Exercise goal: Make an exact copy of all the entries below, with the pictures left out.

Provided data:
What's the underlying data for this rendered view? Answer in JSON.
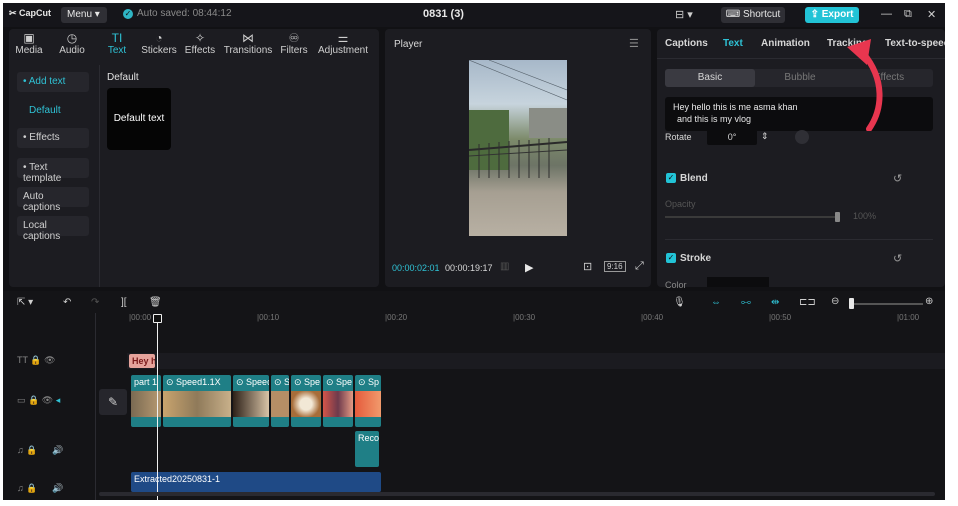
{
  "topbar": {
    "logo": "CapCut",
    "menu_label": "Menu",
    "autosave_label": "Auto saved: 08:44:12",
    "project_title": "0831 (3)",
    "shortcut_label": "Shortcut",
    "export_label": "Export"
  },
  "library_tabs": [
    {
      "label": "Media",
      "icon": "▣"
    },
    {
      "label": "Audio",
      "icon": "◷"
    },
    {
      "label": "Text",
      "icon": "TI"
    },
    {
      "label": "Stickers",
      "icon": "◔"
    },
    {
      "label": "Effects",
      "icon": "✧"
    },
    {
      "label": "Transitions",
      "icon": "⋈"
    },
    {
      "label": "Filters",
      "icon": "♾"
    },
    {
      "label": "Adjustment",
      "icon": "⚌"
    }
  ],
  "text_sidebar": {
    "add_text": "• Add text",
    "default_link": "Default",
    "effects": "• Effects",
    "text_template": "• Text template",
    "auto_captions": "Auto captions",
    "local_captions": "Local captions"
  },
  "text_library": {
    "section_title": "Default",
    "card_label": "Default text"
  },
  "player": {
    "title": "Player",
    "current_time": "00:00:02:01",
    "total_time": "00:00:19:17",
    "ratio_label": "9:16"
  },
  "props": {
    "tabs": [
      "Captions",
      "Text",
      "Animation",
      "Tracking",
      "Text-to-speech"
    ],
    "subtabs": [
      "Basic",
      "Bubble",
      "Effects"
    ],
    "text_content": [
      "Hey hello this is me asma khan",
      "and this is my vlog"
    ],
    "rotate_label": "Rotate",
    "rotate_value": "0°",
    "blend_label": "Blend",
    "opacity_label": "Opacity",
    "opacity_value": "100%",
    "stroke_label": "Stroke",
    "color_label": "Color"
  },
  "timeline": {
    "ruler": [
      "|00:00",
      "|00:10",
      "|00:20",
      "|00:30",
      "|00:40",
      "|00:50",
      "|01:00"
    ],
    "text_clip": "Hey h",
    "video_clips": [
      "part 1",
      "Speed1.1X",
      "Speed",
      "S",
      "Spe",
      "Spe",
      "Sp"
    ],
    "audio_clip": "Reco",
    "extracted_clip": "Extracted20250831-1"
  },
  "colors": {
    "accent": "#22c3d6",
    "panel": "#1c1c21",
    "background": "#111114",
    "arrow": "#e8364f",
    "video_clip": "#1f7f86",
    "extracted_clip": "#1f4a86"
  }
}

Written answer:
What's the underlying data for this rendered view? Answer in JSON.
{
  "topbar": {
    "logo": "CapCut",
    "menu_label": "Menu",
    "autosave_label": "Auto saved: 08:44:12",
    "project_title": "0831 (3)",
    "shortcut_label": "Shortcut",
    "export_label": "Export"
  },
  "library_tabs": [
    {
      "label": "Media",
      "icon": "▣"
    },
    {
      "label": "Audio",
      "icon": "◷"
    },
    {
      "label": "Text",
      "icon": "TI"
    },
    {
      "label": "Stickers",
      "icon": "◔"
    },
    {
      "label": "Effects",
      "icon": "✧"
    },
    {
      "label": "Transitions",
      "icon": "⋈"
    },
    {
      "label": "Filters",
      "icon": "♾"
    },
    {
      "label": "Adjustment",
      "icon": "⚌"
    }
  ],
  "text_sidebar": {
    "add_text": "• Add text",
    "default_link": "Default",
    "effects": "• Effects",
    "text_template": "• Text template",
    "auto_captions": "Auto captions",
    "local_captions": "Local captions"
  },
  "text_library": {
    "section_title": "Default",
    "card_label": "Default text"
  },
  "player": {
    "title": "Player",
    "current_time": "00:00:02:01",
    "total_time": "00:00:19:17",
    "ratio_label": "9:16"
  },
  "props": {
    "tabs": [
      "Captions",
      "Text",
      "Animation",
      "Tracking",
      "Text-to-speech"
    ],
    "subtabs": [
      "Basic",
      "Bubble",
      "Effects"
    ],
    "text_content": [
      "Hey hello this is me asma khan",
      "and this is my vlog"
    ],
    "rotate_label": "Rotate",
    "rotate_value": "0°",
    "blend_label": "Blend",
    "opacity_label": "Opacity",
    "opacity_value": "100%",
    "stroke_label": "Stroke",
    "color_label": "Color"
  },
  "timeline": {
    "ruler": [
      "|00:00",
      "|00:10",
      "|00:20",
      "|00:30",
      "|00:40",
      "|00:50",
      "|01:00"
    ],
    "text_clip": "Hey h",
    "video_clips": [
      "part 1",
      "Speed1.1X",
      "Speed",
      "S",
      "Spe",
      "Spe",
      "Sp"
    ],
    "audio_clip": "Reco",
    "extracted_clip": "Extracted20250831-1"
  },
  "colors": {
    "accent": "#22c3d6",
    "panel": "#1c1c21",
    "background": "#111114",
    "arrow": "#e8364f",
    "video_clip": "#1f7f86",
    "extracted_clip": "#1f4a86"
  }
}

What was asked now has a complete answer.